▶ [Your task]
The records that follow are to be transcribed in full, without their images.

▶ [Stored rows]
┏━━

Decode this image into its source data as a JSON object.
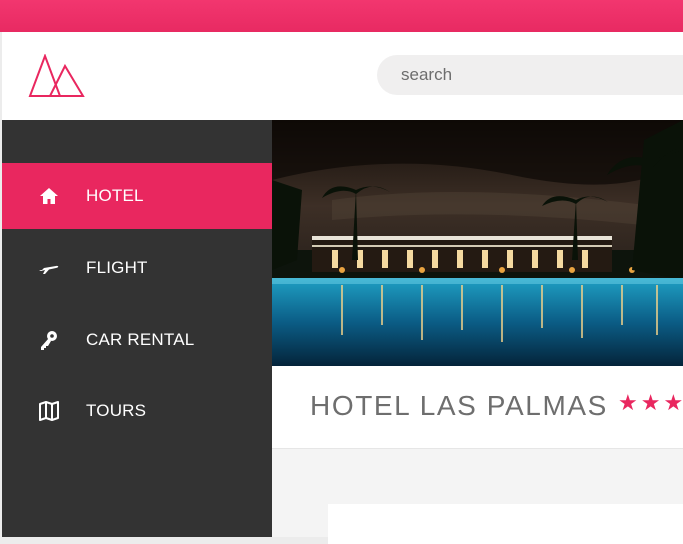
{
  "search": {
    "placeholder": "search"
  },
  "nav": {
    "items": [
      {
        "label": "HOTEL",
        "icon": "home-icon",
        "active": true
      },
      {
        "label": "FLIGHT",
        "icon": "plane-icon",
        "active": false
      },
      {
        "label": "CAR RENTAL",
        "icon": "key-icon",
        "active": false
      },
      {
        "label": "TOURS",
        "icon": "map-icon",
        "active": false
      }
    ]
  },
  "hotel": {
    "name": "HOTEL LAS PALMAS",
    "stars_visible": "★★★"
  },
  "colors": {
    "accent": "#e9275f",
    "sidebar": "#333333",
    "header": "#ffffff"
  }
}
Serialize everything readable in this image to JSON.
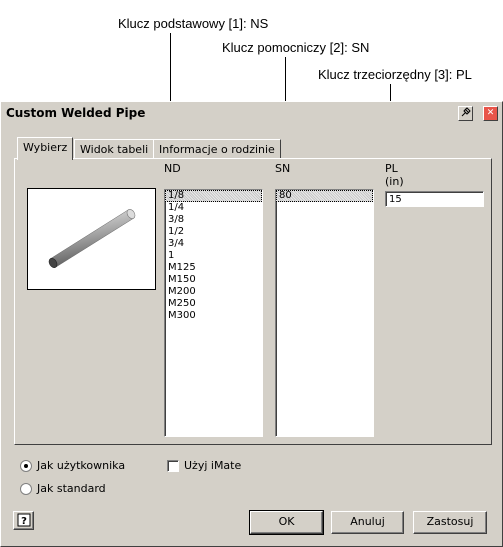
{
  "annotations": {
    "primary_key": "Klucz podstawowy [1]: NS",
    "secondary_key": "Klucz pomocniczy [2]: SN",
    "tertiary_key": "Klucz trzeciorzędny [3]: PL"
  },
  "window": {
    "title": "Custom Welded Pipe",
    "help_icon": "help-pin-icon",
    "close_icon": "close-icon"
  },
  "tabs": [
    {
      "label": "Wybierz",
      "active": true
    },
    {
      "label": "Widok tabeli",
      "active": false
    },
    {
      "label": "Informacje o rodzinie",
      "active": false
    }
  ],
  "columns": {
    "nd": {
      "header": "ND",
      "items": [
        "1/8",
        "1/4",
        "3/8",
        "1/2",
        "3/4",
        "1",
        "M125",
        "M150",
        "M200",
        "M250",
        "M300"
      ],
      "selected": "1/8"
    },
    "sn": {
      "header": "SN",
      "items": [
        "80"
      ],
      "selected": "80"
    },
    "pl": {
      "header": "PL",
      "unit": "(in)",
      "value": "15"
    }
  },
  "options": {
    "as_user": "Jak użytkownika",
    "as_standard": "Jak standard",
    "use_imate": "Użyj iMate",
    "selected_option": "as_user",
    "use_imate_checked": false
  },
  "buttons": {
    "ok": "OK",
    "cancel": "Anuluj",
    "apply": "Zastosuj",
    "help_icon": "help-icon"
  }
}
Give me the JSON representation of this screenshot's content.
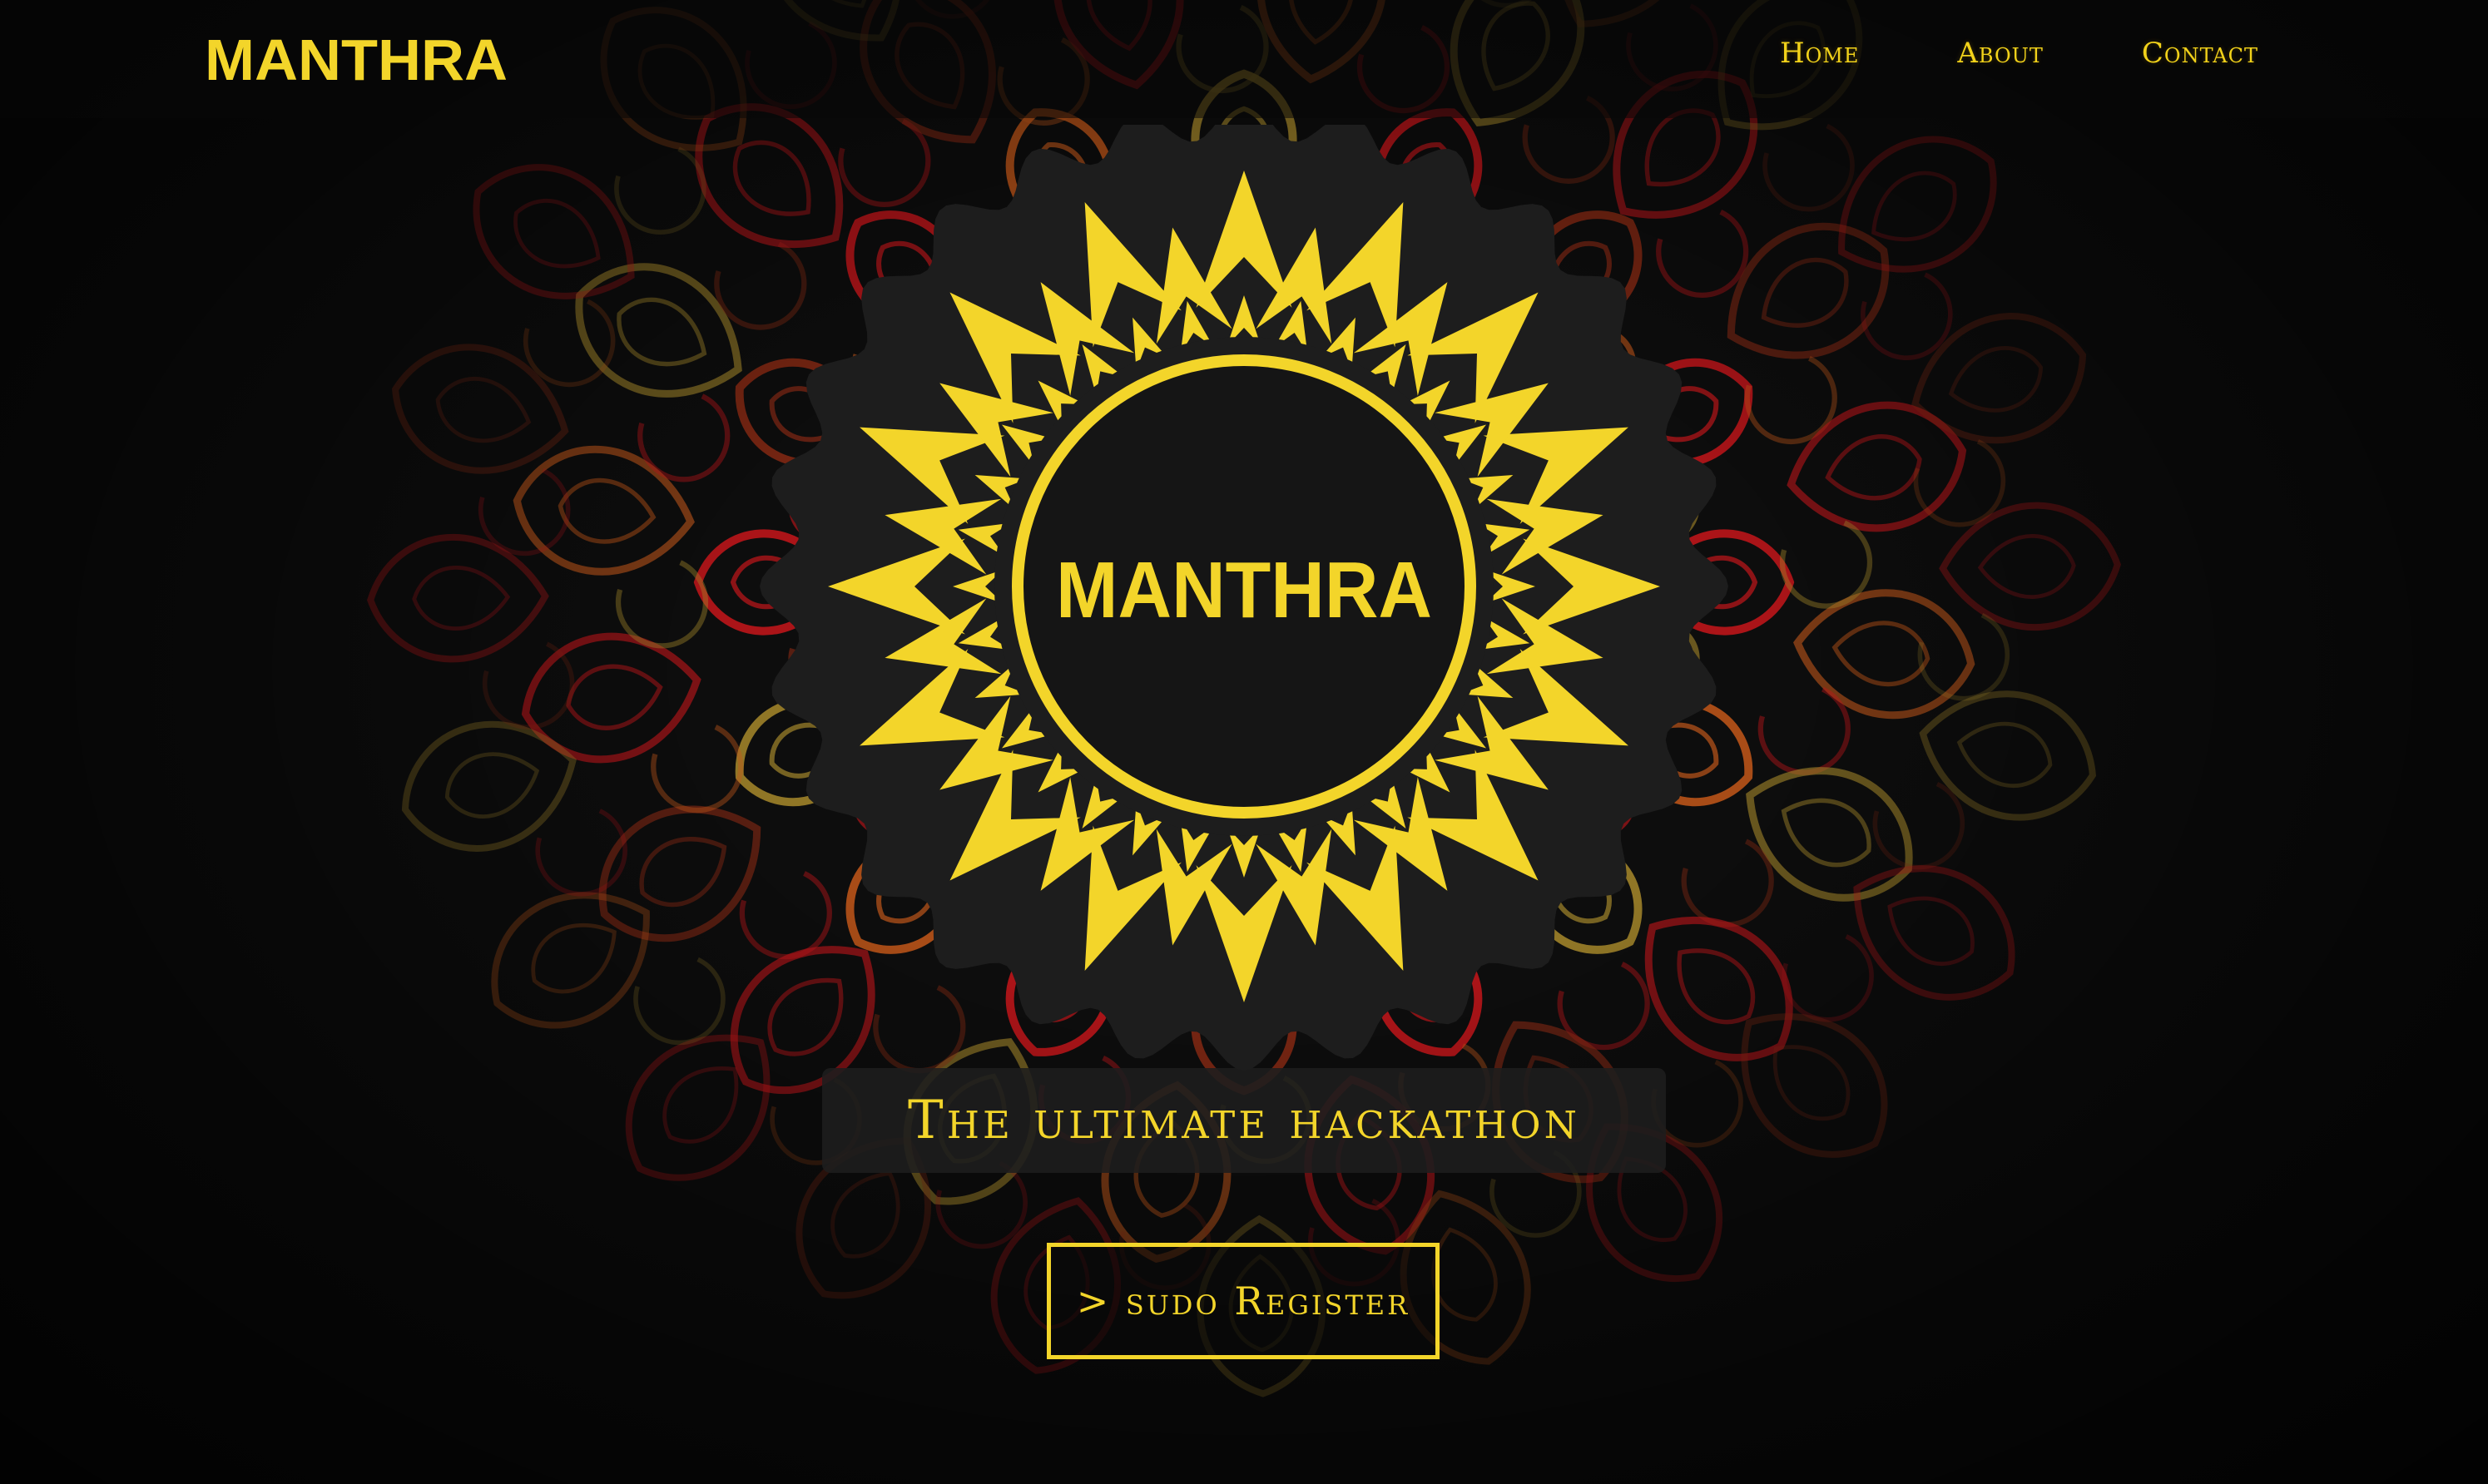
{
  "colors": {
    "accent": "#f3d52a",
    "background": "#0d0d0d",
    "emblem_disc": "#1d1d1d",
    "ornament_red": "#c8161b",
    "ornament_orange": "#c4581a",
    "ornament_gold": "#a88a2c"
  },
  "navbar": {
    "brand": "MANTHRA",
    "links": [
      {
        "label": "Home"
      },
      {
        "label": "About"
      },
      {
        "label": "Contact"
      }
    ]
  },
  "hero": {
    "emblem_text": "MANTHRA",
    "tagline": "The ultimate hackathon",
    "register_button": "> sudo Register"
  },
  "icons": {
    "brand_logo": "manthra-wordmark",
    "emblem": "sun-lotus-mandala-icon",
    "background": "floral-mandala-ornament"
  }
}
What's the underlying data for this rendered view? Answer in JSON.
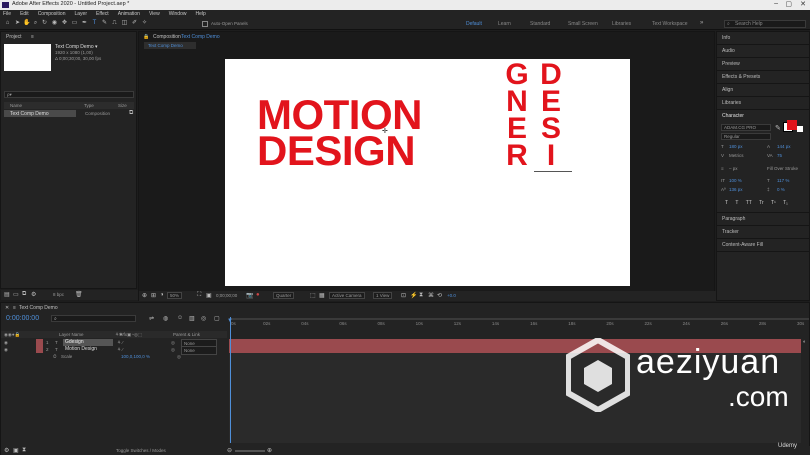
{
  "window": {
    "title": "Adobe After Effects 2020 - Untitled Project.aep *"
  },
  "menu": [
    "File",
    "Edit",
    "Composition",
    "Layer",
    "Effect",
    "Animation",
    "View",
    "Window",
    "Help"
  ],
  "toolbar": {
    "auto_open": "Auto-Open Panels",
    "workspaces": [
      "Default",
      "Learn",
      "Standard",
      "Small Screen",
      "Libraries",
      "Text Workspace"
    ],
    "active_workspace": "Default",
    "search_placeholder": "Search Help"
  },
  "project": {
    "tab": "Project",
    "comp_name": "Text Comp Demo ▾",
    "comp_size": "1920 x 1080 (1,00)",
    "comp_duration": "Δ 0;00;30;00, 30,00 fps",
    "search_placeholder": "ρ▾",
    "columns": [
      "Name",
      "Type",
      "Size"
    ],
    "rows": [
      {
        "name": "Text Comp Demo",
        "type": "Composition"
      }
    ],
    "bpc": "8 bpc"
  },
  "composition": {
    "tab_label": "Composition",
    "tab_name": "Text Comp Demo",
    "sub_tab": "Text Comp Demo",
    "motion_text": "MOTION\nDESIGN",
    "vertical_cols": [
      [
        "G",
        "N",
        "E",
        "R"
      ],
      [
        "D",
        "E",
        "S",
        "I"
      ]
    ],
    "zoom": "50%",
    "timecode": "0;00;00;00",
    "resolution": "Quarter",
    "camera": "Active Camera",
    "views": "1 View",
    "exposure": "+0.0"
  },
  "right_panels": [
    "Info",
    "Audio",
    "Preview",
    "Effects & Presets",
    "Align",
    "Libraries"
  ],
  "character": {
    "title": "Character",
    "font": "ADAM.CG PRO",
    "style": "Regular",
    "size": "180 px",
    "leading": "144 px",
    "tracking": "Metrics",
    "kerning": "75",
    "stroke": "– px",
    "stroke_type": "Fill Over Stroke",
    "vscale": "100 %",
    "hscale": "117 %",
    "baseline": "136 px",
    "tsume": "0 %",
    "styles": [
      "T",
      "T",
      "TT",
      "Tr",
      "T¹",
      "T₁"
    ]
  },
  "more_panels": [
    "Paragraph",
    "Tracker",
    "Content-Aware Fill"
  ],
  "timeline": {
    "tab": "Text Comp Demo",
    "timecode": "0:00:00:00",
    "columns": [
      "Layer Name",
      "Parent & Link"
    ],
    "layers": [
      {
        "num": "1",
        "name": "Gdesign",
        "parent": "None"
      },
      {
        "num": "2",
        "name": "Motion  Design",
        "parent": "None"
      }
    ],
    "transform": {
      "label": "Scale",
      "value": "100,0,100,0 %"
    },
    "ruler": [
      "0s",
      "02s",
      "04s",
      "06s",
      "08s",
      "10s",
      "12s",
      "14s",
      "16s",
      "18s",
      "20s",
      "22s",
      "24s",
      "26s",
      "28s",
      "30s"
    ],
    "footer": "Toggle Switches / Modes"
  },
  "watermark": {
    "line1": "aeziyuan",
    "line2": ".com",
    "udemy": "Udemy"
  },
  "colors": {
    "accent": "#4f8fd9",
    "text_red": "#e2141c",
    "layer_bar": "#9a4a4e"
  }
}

┗━━

▶ [Task result]
Decode this image into its source data as a JSON object.
{
  "search": {
    "placeholder": "search"
  },
  "nav": {
    "items": [
      {
        "label": "HOTEL",
        "icon": "home-icon",
        "active": true
      },
      {
        "label": "FLIGHT",
        "icon": "plane-icon",
        "active": false
      },
      {
        "label": "CAR RENTAL",
        "icon": "key-icon",
        "active": false
      },
      {
        "label": "TOURS",
        "icon": "map-icon",
        "active": false
      }
    ]
  },
  "hotel": {
    "name": "HOTEL LAS PALMAS",
    "stars_visible": "★★★"
  },
  "colors": {
    "accent": "#e9275f",
    "sidebar": "#333333",
    "header": "#ffffff"
  }
}
Serialize everything readable in this image to JSON.
{
  "annotations": {
    "primary_key": "Klucz podstawowy [1]: NS",
    "secondary_key": "Klucz pomocniczy [2]: SN",
    "tertiary_key": "Klucz trzeciorzędny [3]: PL"
  },
  "window": {
    "title": "Custom Welded Pipe",
    "help_icon": "help-pin-icon",
    "close_icon": "close-icon"
  },
  "tabs": [
    {
      "label": "Wybierz",
      "active": true
    },
    {
      "label": "Widok tabeli",
      "active": false
    },
    {
      "label": "Informacje o rodzinie",
      "active": false
    }
  ],
  "columns": {
    "nd": {
      "header": "ND",
      "items": [
        "1/8",
        "1/4",
        "3/8",
        "1/2",
        "3/4",
        "1",
        "M125",
        "M150",
        "M200",
        "M250",
        "M300"
      ],
      "selected": "1/8"
    },
    "sn": {
      "header": "SN",
      "items": [
        "80"
      ],
      "selected": "80"
    },
    "pl": {
      "header": "PL",
      "unit": "(in)",
      "value": "15"
    }
  },
  "options": {
    "as_user": "Jak użytkownika",
    "as_standard": "Jak standard",
    "use_imate": "Użyj iMate",
    "selected_option": "as_user",
    "use_imate_checked": false
  },
  "buttons": {
    "ok": "OK",
    "cancel": "Anuluj",
    "apply": "Zastosuj",
    "help_icon": "help-icon"
  }
}
Give me the JSON representation of this screenshot's content.
{
  "colors": {
    "accent": "#f3d52a",
    "background": "#0d0d0d",
    "emblem_disc": "#1d1d1d",
    "ornament_red": "#c8161b",
    "ornament_orange": "#c4581a",
    "ornament_gold": "#a88a2c"
  },
  "navbar": {
    "brand": "MANTHRA",
    "links": [
      {
        "label": "Home"
      },
      {
        "label": "About"
      },
      {
        "label": "Contact"
      }
    ]
  },
  "hero": {
    "emblem_text": "MANTHRA",
    "tagline": "The ultimate hackathon",
    "register_button": "> sudo Register"
  },
  "icons": {
    "brand_logo": "manthra-wordmark",
    "emblem": "sun-lotus-mandala-icon",
    "background": "floral-mandala-ornament"
  }
}
What's the underlying data for this rendered view? Answer in JSON.
{
  "window": {
    "title": "Adobe After Effects 2020 - Untitled Project.aep *"
  },
  "menu": [
    "File",
    "Edit",
    "Composition",
    "Layer",
    "Effect",
    "Animation",
    "View",
    "Window",
    "Help"
  ],
  "toolbar": {
    "auto_open": "Auto-Open Panels",
    "workspaces": [
      "Default",
      "Learn",
      "Standard",
      "Small Screen",
      "Libraries",
      "Text Workspace"
    ],
    "active_workspace": "Default",
    "search_placeholder": "Search Help"
  },
  "project": {
    "tab": "Project",
    "comp_name": "Text Comp Demo ▾",
    "comp_size": "1920 x 1080 (1,00)",
    "comp_duration": "Δ 0;00;30;00, 30,00 fps",
    "search_placeholder": "ρ▾",
    "columns": [
      "Name",
      "Type",
      "Size"
    ],
    "rows": [
      {
        "name": "Text Comp Demo",
        "type": "Composition"
      }
    ],
    "bpc": "8 bpc"
  },
  "composition": {
    "tab_label": "Composition",
    "tab_name": "Text Comp Demo",
    "sub_tab": "Text Comp Demo",
    "motion_text": "MOTION\nDESIGN",
    "vertical_cols": [
      [
        "G",
        "N",
        "E",
        "R"
      ],
      [
        "D",
        "E",
        "S",
        "I"
      ]
    ],
    "zoom": "50%",
    "timecode": "0;00;00;00",
    "resolution": "Quarter",
    "camera": "Active Camera",
    "views": "1 View",
    "exposure": "+0.0"
  },
  "right_panels": [
    "Info",
    "Audio",
    "Preview",
    "Effects & Presets",
    "Align",
    "Libraries"
  ],
  "character": {
    "title": "Character",
    "font": "ADAM.CG PRO",
    "style": "Regular",
    "size": "180 px",
    "leading": "144 px",
    "tracking": "Metrics",
    "kerning": "75",
    "stroke": "– px",
    "stroke_type": "Fill Over Stroke",
    "vscale": "100 %",
    "hscale": "117 %",
    "baseline": "136 px",
    "tsume": "0 %",
    "styles": [
      "T",
      "T",
      "TT",
      "Tr",
      "T¹",
      "T₁"
    ]
  },
  "more_panels": [
    "Paragraph",
    "Tracker",
    "Content-Aware Fill"
  ],
  "timeline": {
    "tab": "Text Comp Demo",
    "timecode": "0:00:00:00",
    "columns": [
      "Layer Name",
      "Parent & Link"
    ],
    "layers": [
      {
        "num": "1",
        "name": "Gdesign",
        "parent": "None"
      },
      {
        "num": "2",
        "name": "Motion  Design",
        "parent": "None"
      }
    ],
    "transform": {
      "label": "Scale",
      "value": "100,0,100,0 %"
    },
    "ruler": [
      "0s",
      "02s",
      "04s",
      "06s",
      "08s",
      "10s",
      "12s",
      "14s",
      "16s",
      "18s",
      "20s",
      "22s",
      "24s",
      "26s",
      "28s",
      "30s"
    ],
    "footer": "Toggle Switches / Modes"
  },
  "watermark": {
    "line1": "aeziyuan",
    "line2": ".com",
    "udemy": "Udemy"
  },
  "colors": {
    "accent": "#4f8fd9",
    "text_red": "#e2141c",
    "layer_bar": "#9a4a4e"
  }
}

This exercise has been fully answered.